TASK:
In the entries that follow, find the word "Peak" and report each line it is on.

Data entries for graphics:

= = = = =

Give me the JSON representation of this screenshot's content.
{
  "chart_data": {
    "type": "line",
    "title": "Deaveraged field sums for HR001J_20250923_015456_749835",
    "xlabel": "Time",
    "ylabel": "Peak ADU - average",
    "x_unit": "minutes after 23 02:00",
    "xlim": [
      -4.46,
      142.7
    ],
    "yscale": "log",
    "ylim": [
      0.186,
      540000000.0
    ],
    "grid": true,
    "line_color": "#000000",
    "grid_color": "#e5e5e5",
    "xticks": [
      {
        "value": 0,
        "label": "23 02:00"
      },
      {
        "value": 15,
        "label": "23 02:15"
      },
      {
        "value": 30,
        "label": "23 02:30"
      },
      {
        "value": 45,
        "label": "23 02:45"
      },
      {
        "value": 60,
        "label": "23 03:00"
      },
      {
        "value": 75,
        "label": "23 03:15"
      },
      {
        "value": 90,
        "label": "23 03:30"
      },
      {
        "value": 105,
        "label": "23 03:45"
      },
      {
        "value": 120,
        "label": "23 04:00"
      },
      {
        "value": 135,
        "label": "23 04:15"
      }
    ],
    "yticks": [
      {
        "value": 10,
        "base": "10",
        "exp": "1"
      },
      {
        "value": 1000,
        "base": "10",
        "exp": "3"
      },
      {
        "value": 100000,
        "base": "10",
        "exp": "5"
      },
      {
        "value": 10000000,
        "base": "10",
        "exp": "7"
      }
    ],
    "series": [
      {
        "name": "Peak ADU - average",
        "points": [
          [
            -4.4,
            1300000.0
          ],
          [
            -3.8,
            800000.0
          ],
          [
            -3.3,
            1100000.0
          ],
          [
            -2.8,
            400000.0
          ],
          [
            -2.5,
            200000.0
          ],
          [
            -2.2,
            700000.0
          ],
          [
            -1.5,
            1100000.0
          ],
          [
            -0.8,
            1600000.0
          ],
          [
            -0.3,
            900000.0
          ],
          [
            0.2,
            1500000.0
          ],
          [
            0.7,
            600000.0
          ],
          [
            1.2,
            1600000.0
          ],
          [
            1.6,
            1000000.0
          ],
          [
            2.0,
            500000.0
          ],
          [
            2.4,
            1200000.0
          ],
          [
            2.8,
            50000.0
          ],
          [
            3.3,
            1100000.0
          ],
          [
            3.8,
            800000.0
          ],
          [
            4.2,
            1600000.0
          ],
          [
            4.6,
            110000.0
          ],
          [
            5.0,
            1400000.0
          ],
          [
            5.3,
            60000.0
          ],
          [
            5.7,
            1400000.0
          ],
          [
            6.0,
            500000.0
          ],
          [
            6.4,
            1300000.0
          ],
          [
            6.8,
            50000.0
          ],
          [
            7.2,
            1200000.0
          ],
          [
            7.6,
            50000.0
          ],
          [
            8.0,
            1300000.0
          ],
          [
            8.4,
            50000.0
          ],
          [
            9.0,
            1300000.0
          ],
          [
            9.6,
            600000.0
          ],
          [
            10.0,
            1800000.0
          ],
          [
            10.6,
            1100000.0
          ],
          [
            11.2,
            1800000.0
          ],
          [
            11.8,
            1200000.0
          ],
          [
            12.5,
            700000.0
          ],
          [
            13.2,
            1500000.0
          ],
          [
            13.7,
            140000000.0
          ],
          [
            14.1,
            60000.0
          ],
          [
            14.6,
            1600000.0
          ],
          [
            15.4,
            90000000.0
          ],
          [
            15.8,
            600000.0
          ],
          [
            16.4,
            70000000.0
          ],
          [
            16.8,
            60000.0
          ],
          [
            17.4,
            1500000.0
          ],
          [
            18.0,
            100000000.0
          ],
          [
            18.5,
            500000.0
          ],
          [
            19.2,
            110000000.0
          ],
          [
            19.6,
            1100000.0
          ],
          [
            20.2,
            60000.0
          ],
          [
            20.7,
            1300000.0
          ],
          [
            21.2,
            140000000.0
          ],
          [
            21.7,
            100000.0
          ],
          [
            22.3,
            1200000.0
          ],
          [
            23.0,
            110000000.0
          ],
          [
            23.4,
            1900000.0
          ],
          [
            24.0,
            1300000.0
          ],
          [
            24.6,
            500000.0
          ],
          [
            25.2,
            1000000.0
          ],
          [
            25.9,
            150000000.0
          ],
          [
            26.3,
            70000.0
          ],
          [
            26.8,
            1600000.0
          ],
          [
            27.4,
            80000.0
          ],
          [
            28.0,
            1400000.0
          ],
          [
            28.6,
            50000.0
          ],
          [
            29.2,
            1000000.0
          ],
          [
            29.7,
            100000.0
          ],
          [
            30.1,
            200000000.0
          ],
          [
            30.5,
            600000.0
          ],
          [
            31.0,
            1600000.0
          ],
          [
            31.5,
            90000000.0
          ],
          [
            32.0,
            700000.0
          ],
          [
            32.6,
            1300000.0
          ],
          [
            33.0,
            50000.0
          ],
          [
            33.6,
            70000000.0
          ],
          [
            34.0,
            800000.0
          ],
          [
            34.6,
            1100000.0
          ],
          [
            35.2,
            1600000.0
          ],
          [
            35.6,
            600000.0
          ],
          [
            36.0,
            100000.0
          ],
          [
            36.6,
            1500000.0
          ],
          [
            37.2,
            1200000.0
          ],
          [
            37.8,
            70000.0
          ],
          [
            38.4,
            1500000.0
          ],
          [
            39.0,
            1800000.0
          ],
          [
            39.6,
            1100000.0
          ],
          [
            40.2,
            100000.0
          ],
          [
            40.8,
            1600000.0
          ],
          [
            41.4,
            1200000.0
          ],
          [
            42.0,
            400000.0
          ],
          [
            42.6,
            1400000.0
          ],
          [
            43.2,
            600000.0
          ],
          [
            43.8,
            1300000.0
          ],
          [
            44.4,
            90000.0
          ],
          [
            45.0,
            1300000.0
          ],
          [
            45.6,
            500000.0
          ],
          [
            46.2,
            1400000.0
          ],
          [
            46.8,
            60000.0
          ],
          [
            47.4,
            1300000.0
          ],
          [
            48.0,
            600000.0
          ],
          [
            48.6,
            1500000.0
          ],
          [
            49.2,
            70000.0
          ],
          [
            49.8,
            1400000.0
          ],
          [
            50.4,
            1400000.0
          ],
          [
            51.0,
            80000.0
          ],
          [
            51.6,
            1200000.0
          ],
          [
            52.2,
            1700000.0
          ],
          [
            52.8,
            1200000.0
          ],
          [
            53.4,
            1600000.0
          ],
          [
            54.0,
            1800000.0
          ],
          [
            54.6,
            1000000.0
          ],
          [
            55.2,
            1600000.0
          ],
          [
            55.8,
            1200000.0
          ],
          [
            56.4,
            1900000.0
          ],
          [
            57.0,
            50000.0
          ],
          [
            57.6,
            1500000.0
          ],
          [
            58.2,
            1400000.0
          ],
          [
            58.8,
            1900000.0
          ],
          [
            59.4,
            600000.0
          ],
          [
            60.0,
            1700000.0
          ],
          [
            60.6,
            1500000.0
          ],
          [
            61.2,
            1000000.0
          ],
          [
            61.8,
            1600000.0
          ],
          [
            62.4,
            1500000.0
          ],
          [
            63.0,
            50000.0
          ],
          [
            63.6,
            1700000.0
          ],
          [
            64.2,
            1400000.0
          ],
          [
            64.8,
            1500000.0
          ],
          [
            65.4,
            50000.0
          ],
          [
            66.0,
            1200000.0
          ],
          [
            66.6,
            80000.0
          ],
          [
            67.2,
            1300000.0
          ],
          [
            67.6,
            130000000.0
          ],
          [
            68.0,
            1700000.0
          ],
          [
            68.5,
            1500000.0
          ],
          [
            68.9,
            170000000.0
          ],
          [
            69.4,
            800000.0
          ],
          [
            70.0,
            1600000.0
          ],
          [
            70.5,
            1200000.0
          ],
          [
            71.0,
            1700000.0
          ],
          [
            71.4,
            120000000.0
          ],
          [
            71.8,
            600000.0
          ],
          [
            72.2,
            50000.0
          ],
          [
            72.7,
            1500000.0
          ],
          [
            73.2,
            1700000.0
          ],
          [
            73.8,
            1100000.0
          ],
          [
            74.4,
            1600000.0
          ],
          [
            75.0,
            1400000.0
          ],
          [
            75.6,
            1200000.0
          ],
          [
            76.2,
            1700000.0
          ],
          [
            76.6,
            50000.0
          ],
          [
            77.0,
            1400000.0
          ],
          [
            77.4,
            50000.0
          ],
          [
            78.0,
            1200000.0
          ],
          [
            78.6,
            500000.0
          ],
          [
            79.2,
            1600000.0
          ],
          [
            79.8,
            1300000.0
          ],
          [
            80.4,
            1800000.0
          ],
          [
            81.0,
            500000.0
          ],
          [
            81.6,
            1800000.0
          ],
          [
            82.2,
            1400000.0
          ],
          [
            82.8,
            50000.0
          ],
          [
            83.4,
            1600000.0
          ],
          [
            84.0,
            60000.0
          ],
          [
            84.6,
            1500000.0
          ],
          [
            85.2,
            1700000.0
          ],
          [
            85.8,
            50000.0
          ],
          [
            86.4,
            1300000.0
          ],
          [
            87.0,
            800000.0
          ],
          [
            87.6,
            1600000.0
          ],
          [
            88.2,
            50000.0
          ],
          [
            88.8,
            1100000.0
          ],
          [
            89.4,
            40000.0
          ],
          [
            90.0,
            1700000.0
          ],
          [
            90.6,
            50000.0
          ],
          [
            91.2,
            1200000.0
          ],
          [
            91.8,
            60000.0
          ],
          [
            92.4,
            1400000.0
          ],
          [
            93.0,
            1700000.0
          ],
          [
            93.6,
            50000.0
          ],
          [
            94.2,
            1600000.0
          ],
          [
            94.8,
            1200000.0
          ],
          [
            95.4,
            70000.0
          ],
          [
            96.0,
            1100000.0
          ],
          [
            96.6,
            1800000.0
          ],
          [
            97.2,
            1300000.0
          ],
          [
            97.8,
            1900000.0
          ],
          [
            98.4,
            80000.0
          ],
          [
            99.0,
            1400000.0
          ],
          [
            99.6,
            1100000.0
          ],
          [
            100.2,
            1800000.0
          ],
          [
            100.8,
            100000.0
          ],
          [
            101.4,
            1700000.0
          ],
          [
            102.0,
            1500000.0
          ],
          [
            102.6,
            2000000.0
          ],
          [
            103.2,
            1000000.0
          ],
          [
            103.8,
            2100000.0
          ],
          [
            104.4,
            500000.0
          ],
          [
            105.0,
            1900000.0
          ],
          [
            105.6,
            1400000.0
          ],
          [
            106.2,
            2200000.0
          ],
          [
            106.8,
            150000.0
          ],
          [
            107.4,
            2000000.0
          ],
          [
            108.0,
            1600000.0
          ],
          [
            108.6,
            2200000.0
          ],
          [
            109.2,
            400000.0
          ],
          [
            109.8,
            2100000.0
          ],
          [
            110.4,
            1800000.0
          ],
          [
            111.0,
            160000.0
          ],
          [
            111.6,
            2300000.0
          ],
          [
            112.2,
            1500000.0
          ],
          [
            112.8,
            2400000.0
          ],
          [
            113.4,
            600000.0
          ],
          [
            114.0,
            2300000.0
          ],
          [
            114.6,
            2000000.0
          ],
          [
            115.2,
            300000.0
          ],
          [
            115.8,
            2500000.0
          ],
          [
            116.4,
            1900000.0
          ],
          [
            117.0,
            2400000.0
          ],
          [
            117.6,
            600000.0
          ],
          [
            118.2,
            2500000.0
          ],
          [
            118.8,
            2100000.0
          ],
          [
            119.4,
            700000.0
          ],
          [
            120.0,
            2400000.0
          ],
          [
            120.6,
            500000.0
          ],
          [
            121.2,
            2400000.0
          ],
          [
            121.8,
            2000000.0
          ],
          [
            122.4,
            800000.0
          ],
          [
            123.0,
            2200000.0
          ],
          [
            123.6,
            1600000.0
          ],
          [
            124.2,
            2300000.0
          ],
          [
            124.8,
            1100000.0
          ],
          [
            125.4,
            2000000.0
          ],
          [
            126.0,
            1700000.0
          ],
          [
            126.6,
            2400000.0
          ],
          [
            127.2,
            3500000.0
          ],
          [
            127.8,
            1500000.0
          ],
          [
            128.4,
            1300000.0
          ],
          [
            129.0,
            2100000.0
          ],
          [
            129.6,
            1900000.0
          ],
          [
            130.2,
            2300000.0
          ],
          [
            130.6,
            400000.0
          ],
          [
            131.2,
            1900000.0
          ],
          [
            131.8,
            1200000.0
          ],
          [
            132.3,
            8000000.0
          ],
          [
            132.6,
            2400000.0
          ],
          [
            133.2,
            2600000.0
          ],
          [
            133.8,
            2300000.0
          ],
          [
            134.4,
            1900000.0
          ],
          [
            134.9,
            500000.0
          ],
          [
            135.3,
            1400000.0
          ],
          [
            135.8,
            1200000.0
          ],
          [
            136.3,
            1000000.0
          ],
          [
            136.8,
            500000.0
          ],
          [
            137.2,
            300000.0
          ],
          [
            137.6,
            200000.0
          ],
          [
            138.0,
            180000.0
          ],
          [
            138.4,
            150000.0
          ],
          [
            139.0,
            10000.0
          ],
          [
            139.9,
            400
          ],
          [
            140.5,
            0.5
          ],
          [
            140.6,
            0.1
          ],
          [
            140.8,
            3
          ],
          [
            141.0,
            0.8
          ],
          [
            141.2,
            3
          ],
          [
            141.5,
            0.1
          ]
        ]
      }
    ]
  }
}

= = = = =

RESULT OF THIS EXERCISE:
    "ylabel": "Peak ADU - average",
        "name": "Peak ADU - average",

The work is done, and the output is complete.